------ Data for this exercise
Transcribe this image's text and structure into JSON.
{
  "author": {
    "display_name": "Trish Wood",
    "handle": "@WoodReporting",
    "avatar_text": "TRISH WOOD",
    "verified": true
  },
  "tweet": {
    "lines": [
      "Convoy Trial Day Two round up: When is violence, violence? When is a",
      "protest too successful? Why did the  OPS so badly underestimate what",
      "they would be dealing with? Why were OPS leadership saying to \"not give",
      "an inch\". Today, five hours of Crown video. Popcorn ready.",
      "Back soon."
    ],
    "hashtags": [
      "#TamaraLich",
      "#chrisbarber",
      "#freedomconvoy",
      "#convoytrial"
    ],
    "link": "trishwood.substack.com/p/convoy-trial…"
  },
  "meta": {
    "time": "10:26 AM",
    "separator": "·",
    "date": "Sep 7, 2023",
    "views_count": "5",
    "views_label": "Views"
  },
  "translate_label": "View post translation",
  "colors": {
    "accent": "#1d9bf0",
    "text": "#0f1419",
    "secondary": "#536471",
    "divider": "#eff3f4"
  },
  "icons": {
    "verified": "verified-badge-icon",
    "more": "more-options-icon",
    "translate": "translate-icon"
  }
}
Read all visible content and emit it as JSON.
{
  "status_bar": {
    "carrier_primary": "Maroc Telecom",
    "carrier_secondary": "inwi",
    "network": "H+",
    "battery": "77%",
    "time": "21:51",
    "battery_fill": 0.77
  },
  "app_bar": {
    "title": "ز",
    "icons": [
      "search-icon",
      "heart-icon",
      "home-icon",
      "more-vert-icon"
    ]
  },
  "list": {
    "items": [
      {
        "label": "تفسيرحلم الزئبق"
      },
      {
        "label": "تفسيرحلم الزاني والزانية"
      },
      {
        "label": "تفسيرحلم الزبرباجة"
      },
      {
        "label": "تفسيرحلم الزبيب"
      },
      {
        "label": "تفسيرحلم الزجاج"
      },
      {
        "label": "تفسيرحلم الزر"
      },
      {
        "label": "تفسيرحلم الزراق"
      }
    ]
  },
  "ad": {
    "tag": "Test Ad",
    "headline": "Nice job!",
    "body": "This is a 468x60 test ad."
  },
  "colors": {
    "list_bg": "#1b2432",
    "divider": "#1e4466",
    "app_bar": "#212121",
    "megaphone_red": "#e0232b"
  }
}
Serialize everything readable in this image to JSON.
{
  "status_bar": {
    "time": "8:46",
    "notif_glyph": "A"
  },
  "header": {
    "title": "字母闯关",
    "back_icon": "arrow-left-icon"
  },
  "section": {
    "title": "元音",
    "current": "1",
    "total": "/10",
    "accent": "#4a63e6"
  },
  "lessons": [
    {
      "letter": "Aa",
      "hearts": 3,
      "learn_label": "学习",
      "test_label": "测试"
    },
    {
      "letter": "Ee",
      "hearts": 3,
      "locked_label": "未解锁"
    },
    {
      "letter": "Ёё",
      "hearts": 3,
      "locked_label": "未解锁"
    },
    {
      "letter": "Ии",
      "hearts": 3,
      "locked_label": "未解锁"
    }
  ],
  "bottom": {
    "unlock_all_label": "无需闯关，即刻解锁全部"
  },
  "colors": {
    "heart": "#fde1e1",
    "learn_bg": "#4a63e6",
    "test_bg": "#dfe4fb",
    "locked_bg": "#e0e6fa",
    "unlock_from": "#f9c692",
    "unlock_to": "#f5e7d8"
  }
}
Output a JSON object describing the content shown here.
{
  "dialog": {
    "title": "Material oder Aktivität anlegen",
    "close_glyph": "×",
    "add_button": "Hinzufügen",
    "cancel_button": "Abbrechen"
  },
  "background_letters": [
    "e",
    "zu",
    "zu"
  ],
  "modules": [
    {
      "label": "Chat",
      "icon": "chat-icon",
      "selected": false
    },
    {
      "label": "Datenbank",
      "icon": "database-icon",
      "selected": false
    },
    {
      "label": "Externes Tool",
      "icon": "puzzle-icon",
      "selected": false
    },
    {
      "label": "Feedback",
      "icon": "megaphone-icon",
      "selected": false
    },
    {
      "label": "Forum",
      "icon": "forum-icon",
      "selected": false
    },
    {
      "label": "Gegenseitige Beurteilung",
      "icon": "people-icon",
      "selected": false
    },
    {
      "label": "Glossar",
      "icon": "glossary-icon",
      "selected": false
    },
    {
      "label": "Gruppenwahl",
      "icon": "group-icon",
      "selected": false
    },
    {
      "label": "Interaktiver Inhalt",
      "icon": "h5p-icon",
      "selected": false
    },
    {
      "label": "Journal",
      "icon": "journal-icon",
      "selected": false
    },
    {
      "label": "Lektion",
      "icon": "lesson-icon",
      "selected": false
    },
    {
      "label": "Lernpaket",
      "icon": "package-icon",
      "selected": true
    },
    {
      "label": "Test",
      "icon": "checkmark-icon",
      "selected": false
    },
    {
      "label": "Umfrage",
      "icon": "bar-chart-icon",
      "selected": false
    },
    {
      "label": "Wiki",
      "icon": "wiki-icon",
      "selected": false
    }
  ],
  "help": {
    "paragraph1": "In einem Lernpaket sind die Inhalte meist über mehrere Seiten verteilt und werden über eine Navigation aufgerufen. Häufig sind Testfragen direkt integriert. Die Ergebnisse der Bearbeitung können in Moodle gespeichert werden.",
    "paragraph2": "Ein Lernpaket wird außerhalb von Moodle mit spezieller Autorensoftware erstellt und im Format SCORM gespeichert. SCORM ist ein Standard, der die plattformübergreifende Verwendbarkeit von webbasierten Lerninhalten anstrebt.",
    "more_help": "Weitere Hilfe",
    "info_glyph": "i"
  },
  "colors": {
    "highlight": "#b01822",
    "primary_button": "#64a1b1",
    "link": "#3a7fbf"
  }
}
------------
Your objective. In the listing above, how many lines hold the word "JSON"? Give the number and nothing more.

Solution to this task. 4